**Provided data**
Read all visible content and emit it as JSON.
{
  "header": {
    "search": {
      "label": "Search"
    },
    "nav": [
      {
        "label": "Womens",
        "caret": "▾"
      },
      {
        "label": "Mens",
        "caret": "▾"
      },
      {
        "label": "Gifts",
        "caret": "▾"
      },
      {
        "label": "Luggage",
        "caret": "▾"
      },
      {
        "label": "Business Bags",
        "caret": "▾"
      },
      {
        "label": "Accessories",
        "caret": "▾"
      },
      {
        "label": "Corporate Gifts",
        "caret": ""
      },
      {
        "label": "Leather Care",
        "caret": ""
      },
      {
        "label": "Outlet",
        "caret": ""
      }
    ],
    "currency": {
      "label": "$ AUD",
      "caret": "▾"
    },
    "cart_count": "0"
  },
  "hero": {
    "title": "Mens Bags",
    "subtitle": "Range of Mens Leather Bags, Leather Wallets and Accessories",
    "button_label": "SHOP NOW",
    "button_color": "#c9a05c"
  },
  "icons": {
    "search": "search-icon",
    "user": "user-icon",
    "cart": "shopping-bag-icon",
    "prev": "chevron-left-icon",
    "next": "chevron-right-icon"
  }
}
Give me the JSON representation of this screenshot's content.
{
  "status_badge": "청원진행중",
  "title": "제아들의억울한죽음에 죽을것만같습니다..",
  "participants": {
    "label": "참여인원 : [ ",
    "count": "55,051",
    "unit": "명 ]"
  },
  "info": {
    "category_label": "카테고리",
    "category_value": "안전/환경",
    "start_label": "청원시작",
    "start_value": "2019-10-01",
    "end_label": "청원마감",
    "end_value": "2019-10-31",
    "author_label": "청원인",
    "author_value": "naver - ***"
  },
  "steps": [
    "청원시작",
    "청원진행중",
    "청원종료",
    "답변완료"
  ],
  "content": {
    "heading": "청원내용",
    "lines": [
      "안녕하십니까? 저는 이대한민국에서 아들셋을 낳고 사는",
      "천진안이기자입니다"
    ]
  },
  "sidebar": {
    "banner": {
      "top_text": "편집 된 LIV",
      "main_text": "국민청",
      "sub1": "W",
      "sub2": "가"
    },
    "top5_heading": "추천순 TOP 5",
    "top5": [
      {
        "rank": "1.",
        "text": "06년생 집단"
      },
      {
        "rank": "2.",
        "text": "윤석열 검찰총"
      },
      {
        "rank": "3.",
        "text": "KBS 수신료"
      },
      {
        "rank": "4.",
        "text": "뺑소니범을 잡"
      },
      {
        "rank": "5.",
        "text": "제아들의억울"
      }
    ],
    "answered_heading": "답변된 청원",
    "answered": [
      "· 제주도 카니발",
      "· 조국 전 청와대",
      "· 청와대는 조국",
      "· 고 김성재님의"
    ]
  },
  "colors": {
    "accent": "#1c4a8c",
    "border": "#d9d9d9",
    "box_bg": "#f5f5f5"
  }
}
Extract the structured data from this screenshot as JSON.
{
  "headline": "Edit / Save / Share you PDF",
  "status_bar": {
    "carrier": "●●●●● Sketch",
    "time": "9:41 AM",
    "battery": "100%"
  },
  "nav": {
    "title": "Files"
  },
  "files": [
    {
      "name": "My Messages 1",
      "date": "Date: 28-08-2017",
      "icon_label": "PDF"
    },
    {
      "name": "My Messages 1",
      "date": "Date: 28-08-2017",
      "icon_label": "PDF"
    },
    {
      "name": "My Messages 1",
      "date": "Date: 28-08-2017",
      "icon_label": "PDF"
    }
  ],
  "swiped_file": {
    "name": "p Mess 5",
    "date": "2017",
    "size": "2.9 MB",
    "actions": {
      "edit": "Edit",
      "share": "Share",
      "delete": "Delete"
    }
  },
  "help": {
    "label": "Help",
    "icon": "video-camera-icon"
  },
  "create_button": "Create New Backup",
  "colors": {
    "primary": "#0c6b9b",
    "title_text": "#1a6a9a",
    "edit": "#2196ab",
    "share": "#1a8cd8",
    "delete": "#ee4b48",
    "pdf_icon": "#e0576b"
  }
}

**Exercise directions**
Set down the entries verbatim, leaving none out.

**Exercise answer**
Read all visible content and emit it as JSON.
{
  "header": {
    "search": {
      "label": "Search"
    },
    "nav": [
      {
        "label": "Womens",
        "caret": "▾"
      },
      {
        "label": "Mens",
        "caret": "▾"
      },
      {
        "label": "Gifts",
        "caret": "▾"
      },
      {
        "label": "Luggage",
        "caret": "▾"
      },
      {
        "label": "Business Bags",
        "caret": "▾"
      },
      {
        "label": "Accessories",
        "caret": "▾"
      },
      {
        "label": "Corporate Gifts",
        "caret": ""
      },
      {
        "label": "Leather Care",
        "caret": ""
      },
      {
        "label": "Outlet",
        "caret": ""
      }
    ],
    "currency": {
      "label": "$ AUD",
      "caret": "▾"
    },
    "cart_count": "0"
  },
  "hero": {
    "title": "Mens Bags",
    "subtitle": "Range of Mens Leather Bags, Leather Wallets and Accessories",
    "button_label": "SHOP NOW",
    "button_color": "#c9a05c"
  },
  "icons": {
    "search": "search-icon",
    "user": "user-icon",
    "cart": "shopping-bag-icon",
    "prev": "chevron-left-icon",
    "next": "chevron-right-icon"
  }
}
Give me the JSON representation of this screenshot's content.
{
  "status_badge": "청원진행중",
  "title": "제아들의억울한죽음에 죽을것만같습니다..",
  "participants": {
    "label": "참여인원 : [ ",
    "count": "55,051",
    "unit": "명 ]"
  },
  "info": {
    "category_label": "카테고리",
    "category_value": "안전/환경",
    "start_label": "청원시작",
    "start_value": "2019-10-01",
    "end_label": "청원마감",
    "end_value": "2019-10-31",
    "author_label": "청원인",
    "author_value": "naver - ***"
  },
  "steps": [
    "청원시작",
    "청원진행중",
    "청원종료",
    "답변완료"
  ],
  "content": {
    "heading": "청원내용",
    "lines": [
      "안녕하십니까? 저는 이대한민국에서 아들셋을 낳고 사는",
      "천진안이기자입니다"
    ]
  },
  "sidebar": {
    "banner": {
      "top_text": "편집 된 LIV",
      "main_text": "국민청",
      "sub1": "W",
      "sub2": "가"
    },
    "top5_heading": "추천순 TOP 5",
    "top5": [
      {
        "rank": "1.",
        "text": "06년생 집단"
      },
      {
        "rank": "2.",
        "text": "윤석열 검찰총"
      },
      {
        "rank": "3.",
        "text": "KBS 수신료"
      },
      {
        "rank": "4.",
        "text": "뺑소니범을 잡"
      },
      {
        "rank": "5.",
        "text": "제아들의억울"
      }
    ],
    "answered_heading": "답변된 청원",
    "answered": [
      "· 제주도 카니발",
      "· 조국 전 청와대",
      "· 청와대는 조국",
      "· 고 김성재님의"
    ]
  },
  "colors": {
    "accent": "#1c4a8c",
    "border": "#d9d9d9",
    "box_bg": "#f5f5f5"
  }
}
Extract the structured data from this screenshot as JSON.
{
  "headline": "Edit / Save / Share you PDF",
  "status_bar": {
    "carrier": "●●●●● Sketch",
    "time": "9:41 AM",
    "battery": "100%"
  },
  "nav": {
    "title": "Files"
  },
  "files": [
    {
      "name": "My Messages 1",
      "date": "Date: 28-08-2017",
      "icon_label": "PDF"
    },
    {
      "name": "My Messages 1",
      "date": "Date: 28-08-2017",
      "icon_label": "PDF"
    },
    {
      "name": "My Messages 1",
      "date": "Date: 28-08-2017",
      "icon_label": "PDF"
    }
  ],
  "swiped_file": {
    "name": "p Mess 5",
    "date": "2017",
    "size": "2.9 MB",
    "actions": {
      "edit": "Edit",
      "share": "Share",
      "delete": "Delete"
    }
  },
  "help": {
    "label": "Help",
    "icon": "video-camera-icon"
  },
  "create_button": "Create New Backup",
  "colors": {
    "primary": "#0c6b9b",
    "title_text": "#1a6a9a",
    "edit": "#2196ab",
    "share": "#1a8cd8",
    "delete": "#ee4b48",
    "pdf_icon": "#e0576b"
  }
}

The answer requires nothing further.